* [CHALLENGES]
1 - In the page on migrating a ZODB Data.fs to Python 3, rewrite the part that opens with the words containing "TL;DR Use zodbupdate." and closes with "will break, too.", replacing "magic code" with "magic number".
2 - For each statement below, state whether it agrees with the page on migrating a ZODB Data.fs to Python 3, and support each yes or no with the deciding words of the page, quoted exactly.
(a) A Data.fs created under Python 2 can be opened under Python 3 without changes.
(b) zodb.py3migrate was written at the Berlin Strategic sprint in 2016.
(c) The migration of a toy database with zodb.py3migrate ran without any error.

Migrate a Zope ZODB Data.fs to Python 3

TL;DR Use zodbupdate.

Problem

A ZODB Data.fs which was created under Python 2 cannot be opened under Python 3. This is prevented by using a different magic code in the first bytes of the file. This is done on purpose because str has a different meaning for the two Python versions: Under Python 2 a str is a container for characters with an arbitrary encoding (aka bytes​). Python 3 knows str as a text datatype which was called unicode in Python 2. Trying to load a str object in Python 3 which actually contains binary data will fail. It has to be bytes, but bytes is an alias for str  in Python 2 which means Python 2 replaces bytes  with str making is impossible to give Python 3 the class it expects for binary data. A Python 2 str  with an arbitrary encoding will break, too.

Solution

The Data.fs has to be migrated: each str  which actually contains bytes has to be converted into a zodbpickle.binary object which deserialises as bytes under Python 3. The str objects actually containing text have to be decoded to unicode. There are currently two tools which claim that they are able to do such a migration:

  • zodb.py3migrate was already written at Berlin Strategic sprint in 2016, but it was never able to prove that it can do what it claims: At the time when it was written there was no Zope which could run on Python 3. Now as we have Zope 4 running on Python 3 it does not seem to do its conversion job quite well: I was able to migrate a toy database but had to catch an unpickling error.

* [DATA SECTION]

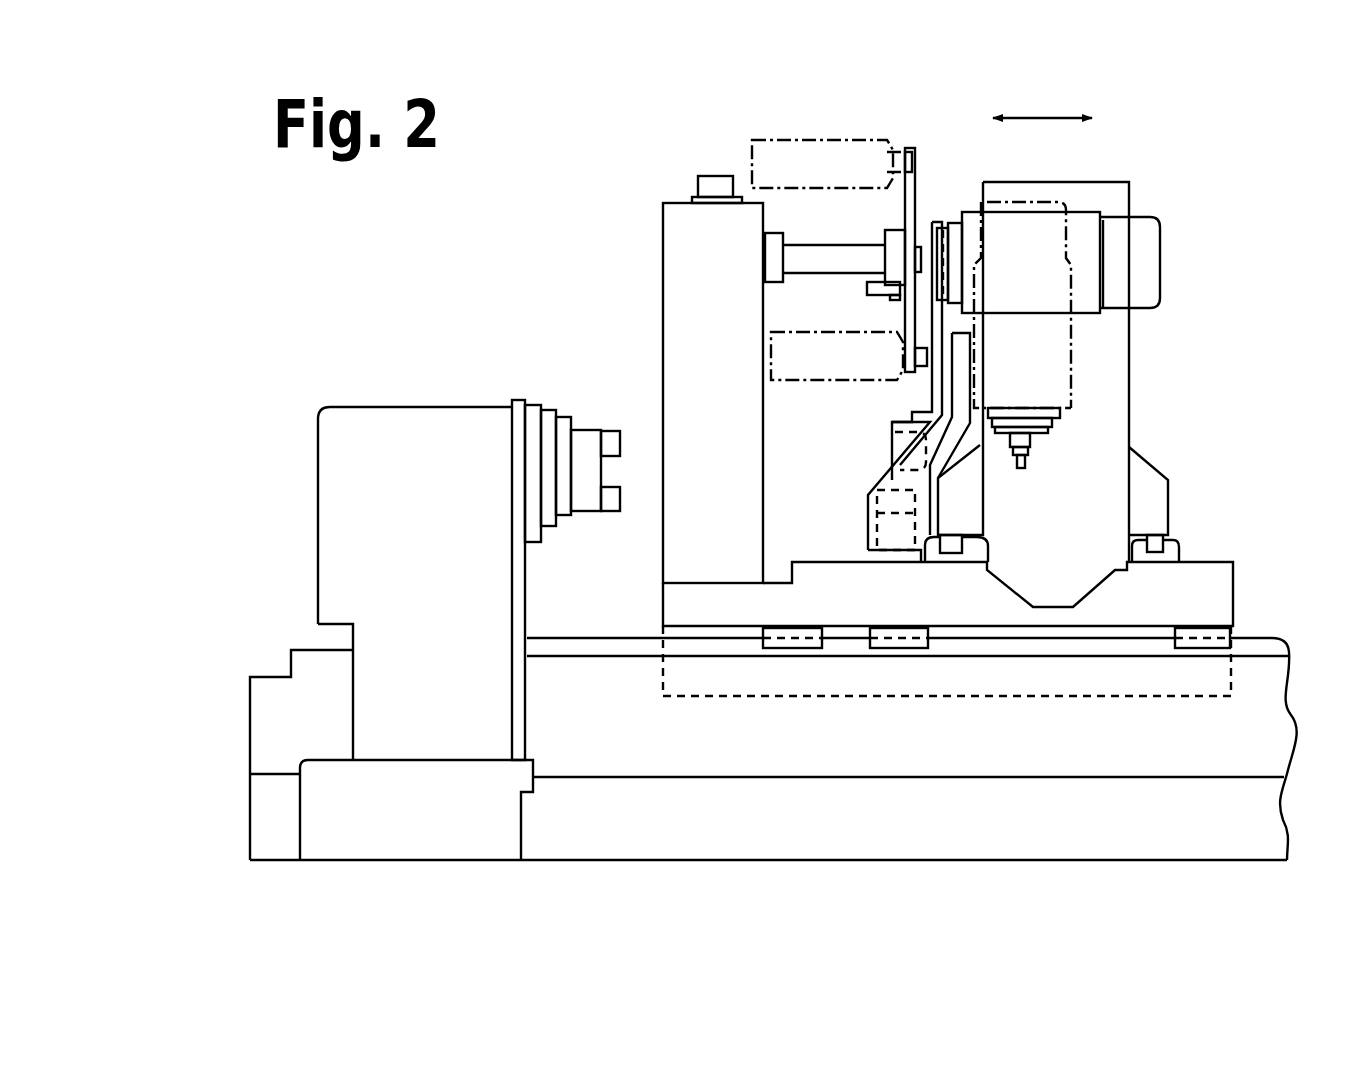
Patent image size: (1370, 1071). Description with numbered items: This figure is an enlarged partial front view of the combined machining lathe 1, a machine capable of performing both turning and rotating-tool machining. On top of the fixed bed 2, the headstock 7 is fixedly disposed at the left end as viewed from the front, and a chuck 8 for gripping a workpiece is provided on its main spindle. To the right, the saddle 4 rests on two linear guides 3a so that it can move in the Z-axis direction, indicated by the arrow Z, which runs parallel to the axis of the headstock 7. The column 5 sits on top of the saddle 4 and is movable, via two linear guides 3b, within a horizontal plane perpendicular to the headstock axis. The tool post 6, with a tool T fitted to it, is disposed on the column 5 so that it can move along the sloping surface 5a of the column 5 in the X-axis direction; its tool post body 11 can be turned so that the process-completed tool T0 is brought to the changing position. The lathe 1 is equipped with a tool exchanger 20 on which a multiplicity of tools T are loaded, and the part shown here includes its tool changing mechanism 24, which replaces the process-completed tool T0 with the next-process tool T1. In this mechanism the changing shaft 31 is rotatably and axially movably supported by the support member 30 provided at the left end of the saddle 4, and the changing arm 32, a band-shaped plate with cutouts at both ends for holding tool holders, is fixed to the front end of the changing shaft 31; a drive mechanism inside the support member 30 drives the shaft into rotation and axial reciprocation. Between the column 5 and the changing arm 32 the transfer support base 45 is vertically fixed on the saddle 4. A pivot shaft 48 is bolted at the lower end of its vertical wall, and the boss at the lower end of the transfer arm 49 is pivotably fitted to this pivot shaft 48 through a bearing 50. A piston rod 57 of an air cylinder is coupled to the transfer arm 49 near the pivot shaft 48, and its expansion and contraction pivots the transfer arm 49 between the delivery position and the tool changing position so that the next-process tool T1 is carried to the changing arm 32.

* [SOLUTIONS]
1 -
TL;DR Use zodbupdate.

Problem

A ZODB Data.fs which was created under Python 2 cannot be opened under Python 3. This is prevented by using a different magic number in the first bytes of the file. This is done on purpose because str has a different meaning for the two Python versions: Under Python 2 a str is a container for characters with an arbitrary encoding (aka bytes​). Python 3 knows str as a text datatype which was called unicode in Python 2. Trying to load a str object in Python 3 which actually contains binary data will fail. It has to be bytes, but bytes is an alias for str  in Python 2 which means Python 2 replaces bytes  with str making is impossible to give Python 3 the class it expects for binary data. A Python 2 str  with an arbitrary encoding will break, too.

2 -
(a) No: "A ZODB Data.fs which was created under Python 2 cannot be opened under Python 3."
(b) Yes: "zodb.py3migrate was already written at Berlin Strategic sprint in 2016"
(c) No: "I was able to migrate a toy database but had to catch an unpickling error."